# EXERCISE INSTRUCTIONS
Repeat the full listing, word for word.

* * * * *

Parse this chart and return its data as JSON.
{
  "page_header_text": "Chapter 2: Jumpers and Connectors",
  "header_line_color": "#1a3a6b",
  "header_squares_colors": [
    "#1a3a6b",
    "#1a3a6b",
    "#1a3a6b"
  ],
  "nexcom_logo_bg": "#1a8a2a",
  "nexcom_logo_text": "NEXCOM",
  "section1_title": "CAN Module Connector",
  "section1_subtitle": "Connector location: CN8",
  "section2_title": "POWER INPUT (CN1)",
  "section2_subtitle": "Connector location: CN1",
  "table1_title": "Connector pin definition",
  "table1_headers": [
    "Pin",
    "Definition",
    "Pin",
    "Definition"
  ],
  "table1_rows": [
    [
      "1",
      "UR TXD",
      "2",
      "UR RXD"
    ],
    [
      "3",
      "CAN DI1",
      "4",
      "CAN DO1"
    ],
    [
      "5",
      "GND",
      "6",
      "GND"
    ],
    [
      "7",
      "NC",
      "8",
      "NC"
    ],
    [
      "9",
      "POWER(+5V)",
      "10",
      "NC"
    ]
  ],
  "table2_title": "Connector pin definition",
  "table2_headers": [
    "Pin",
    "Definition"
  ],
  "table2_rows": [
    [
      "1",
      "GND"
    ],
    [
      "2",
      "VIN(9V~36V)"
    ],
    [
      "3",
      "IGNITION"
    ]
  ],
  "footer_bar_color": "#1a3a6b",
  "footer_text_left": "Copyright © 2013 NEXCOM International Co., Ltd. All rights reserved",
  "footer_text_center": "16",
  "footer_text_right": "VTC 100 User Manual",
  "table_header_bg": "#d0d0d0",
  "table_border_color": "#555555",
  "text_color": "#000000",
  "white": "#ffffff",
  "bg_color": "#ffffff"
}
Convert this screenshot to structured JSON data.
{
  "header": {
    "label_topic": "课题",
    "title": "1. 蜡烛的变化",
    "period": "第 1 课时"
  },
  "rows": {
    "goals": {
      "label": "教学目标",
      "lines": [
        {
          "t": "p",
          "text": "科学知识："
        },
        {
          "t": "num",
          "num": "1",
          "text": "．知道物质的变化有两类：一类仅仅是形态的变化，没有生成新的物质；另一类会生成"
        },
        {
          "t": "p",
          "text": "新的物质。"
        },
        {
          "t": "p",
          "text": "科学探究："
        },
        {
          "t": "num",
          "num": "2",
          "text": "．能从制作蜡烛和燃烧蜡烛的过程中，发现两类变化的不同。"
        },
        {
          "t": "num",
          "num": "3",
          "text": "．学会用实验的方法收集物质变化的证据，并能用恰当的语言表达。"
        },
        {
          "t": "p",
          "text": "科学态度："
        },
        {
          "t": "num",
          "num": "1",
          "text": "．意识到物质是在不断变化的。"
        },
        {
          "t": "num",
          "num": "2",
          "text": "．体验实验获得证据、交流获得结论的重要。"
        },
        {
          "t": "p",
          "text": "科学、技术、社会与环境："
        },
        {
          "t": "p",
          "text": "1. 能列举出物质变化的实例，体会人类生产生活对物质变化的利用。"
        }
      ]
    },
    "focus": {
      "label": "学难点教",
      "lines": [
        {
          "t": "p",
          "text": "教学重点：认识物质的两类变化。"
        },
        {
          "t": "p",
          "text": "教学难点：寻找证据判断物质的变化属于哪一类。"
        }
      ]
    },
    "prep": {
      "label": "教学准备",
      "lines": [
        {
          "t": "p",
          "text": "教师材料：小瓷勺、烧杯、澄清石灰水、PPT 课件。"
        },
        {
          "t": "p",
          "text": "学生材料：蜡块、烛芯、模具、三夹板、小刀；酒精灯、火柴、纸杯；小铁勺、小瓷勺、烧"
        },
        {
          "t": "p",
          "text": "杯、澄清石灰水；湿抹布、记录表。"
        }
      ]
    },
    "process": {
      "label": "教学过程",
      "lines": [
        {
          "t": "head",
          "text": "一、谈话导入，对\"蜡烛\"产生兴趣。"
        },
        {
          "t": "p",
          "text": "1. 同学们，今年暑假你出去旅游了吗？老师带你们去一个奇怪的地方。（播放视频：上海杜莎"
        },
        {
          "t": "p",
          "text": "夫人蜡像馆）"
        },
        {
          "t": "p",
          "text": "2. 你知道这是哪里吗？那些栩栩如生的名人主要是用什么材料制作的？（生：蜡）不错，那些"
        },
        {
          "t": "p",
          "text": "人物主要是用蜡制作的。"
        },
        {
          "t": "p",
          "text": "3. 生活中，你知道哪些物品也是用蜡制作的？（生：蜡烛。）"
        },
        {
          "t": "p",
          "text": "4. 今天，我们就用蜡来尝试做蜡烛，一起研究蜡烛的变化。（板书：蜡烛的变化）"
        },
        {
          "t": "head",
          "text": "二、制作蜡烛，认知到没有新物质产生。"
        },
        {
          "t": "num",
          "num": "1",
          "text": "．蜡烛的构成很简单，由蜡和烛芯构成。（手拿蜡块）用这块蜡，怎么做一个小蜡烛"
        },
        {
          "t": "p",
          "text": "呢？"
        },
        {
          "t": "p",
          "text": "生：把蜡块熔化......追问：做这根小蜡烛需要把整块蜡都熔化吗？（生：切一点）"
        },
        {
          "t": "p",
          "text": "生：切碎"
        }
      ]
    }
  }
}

* * * * *

# ANSWER IN FULL
Parse this chart and return its data as JSON.
{
  "page_header_text": "Chapter 2: Jumpers and Connectors",
  "header_line_color": "#1a3a6b",
  "header_squares_colors": [
    "#1a3a6b",
    "#1a3a6b",
    "#1a3a6b"
  ],
  "nexcom_logo_bg": "#1a8a2a",
  "nexcom_logo_text": "NEXCOM",
  "section1_title": "CAN Module Connector",
  "section1_subtitle": "Connector location: CN8",
  "section2_title": "POWER INPUT (CN1)",
  "section2_subtitle": "Connector location: CN1",
  "table1_title": "Connector pin definition",
  "table1_headers": [
    "Pin",
    "Definition",
    "Pin",
    "Definition"
  ],
  "table1_rows": [
    [
      "1",
      "UR TXD",
      "2",
      "UR RXD"
    ],
    [
      "3",
      "CAN DI1",
      "4",
      "CAN DO1"
    ],
    [
      "5",
      "GND",
      "6",
      "GND"
    ],
    [
      "7",
      "NC",
      "8",
      "NC"
    ],
    [
      "9",
      "POWER(+5V)",
      "10",
      "NC"
    ]
  ],
  "table2_title": "Connector pin definition",
  "table2_headers": [
    "Pin",
    "Definition"
  ],
  "table2_rows": [
    [
      "1",
      "GND"
    ],
    [
      "2",
      "VIN(9V~36V)"
    ],
    [
      "3",
      "IGNITION"
    ]
  ],
  "footer_bar_color": "#1a3a6b",
  "footer_text_left": "Copyright © 2013 NEXCOM International Co., Ltd. All rights reserved",
  "footer_text_center": "16",
  "footer_text_right": "VTC 100 User Manual",
  "table_header_bg": "#d0d0d0",
  "table_border_color": "#555555",
  "text_color": "#000000",
  "white": "#ffffff",
  "bg_color": "#ffffff"
}
Convert this screenshot to structured JSON data.
{
  "header": {
    "label_topic": "课题",
    "title": "1. 蜡烛的变化",
    "period": "第 1 课时"
  },
  "rows": {
    "goals": {
      "label": "教学目标",
      "lines": [
        {
          "t": "p",
          "text": "科学知识："
        },
        {
          "t": "num",
          "num": "1",
          "text": "．知道物质的变化有两类：一类仅仅是形态的变化，没有生成新的物质；另一类会生成"
        },
        {
          "t": "p",
          "text": "新的物质。"
        },
        {
          "t": "p",
          "text": "科学探究："
        },
        {
          "t": "num",
          "num": "2",
          "text": "．能从制作蜡烛和燃烧蜡烛的过程中，发现两类变化的不同。"
        },
        {
          "t": "num",
          "num": "3",
          "text": "．学会用实验的方法收集物质变化的证据，并能用恰当的语言表达。"
        },
        {
          "t": "p",
          "text": "科学态度："
        },
        {
          "t": "num",
          "num": "1",
          "text": "．意识到物质是在不断变化的。"
        },
        {
          "t": "num",
          "num": "2",
          "text": "．体验实验获得证据、交流获得结论的重要。"
        },
        {
          "t": "p",
          "text": "科学、技术、社会与环境："
        },
        {
          "t": "p",
          "text": "1. 能列举出物质变化的实例，体会人类生产生活对物质变化的利用。"
        }
      ]
    },
    "focus": {
      "label": "学难点教",
      "lines": [
        {
          "t": "p",
          "text": "教学重点：认识物质的两类变化。"
        },
        {
          "t": "p",
          "text": "教学难点：寻找证据判断物质的变化属于哪一类。"
        }
      ]
    },
    "prep": {
      "label": "教学准备",
      "lines": [
        {
          "t": "p",
          "text": "教师材料：小瓷勺、烧杯、澄清石灰水、PPT 课件。"
        },
        {
          "t": "p",
          "text": "学生材料：蜡块、烛芯、模具、三夹板、小刀；酒精灯、火柴、纸杯；小铁勺、小瓷勺、烧"
        },
        {
          "t": "p",
          "text": "杯、澄清石灰水；湿抹布、记录表。"
        }
      ]
    },
    "process": {
      "label": "教学过程",
      "lines": [
        {
          "t": "head",
          "text": "一、谈话导入，对\"蜡烛\"产生兴趣。"
        },
        {
          "t": "p",
          "text": "1. 同学们，今年暑假你出去旅游了吗？老师带你们去一个奇怪的地方。（播放视频：上海杜莎"
        },
        {
          "t": "p",
          "text": "夫人蜡像馆）"
        },
        {
          "t": "p",
          "text": "2. 你知道这是哪里吗？那些栩栩如生的名人主要是用什么材料制作的？（生：蜡）不错，那些"
        },
        {
          "t": "p",
          "text": "人物主要是用蜡制作的。"
        },
        {
          "t": "p",
          "text": "3. 生活中，你知道哪些物品也是用蜡制作的？（生：蜡烛。）"
        },
        {
          "t": "p",
          "text": "4. 今天，我们就用蜡来尝试做蜡烛，一起研究蜡烛的变化。（板书：蜡烛的变化）"
        },
        {
          "t": "head",
          "text": "二、制作蜡烛，认知到没有新物质产生。"
        },
        {
          "t": "num",
          "num": "1",
          "text": "．蜡烛的构成很简单，由蜡和烛芯构成。（手拿蜡块）用这块蜡，怎么做一个小蜡烛"
        },
        {
          "t": "p",
          "text": "呢？"
        },
        {
          "t": "p",
          "text": "生：把蜡块熔化......追问：做这根小蜡烛需要把整块蜡都熔化吗？（生：切一点）"
        },
        {
          "t": "p",
          "text": "生：切碎"
        }
      ]
    }
  }
}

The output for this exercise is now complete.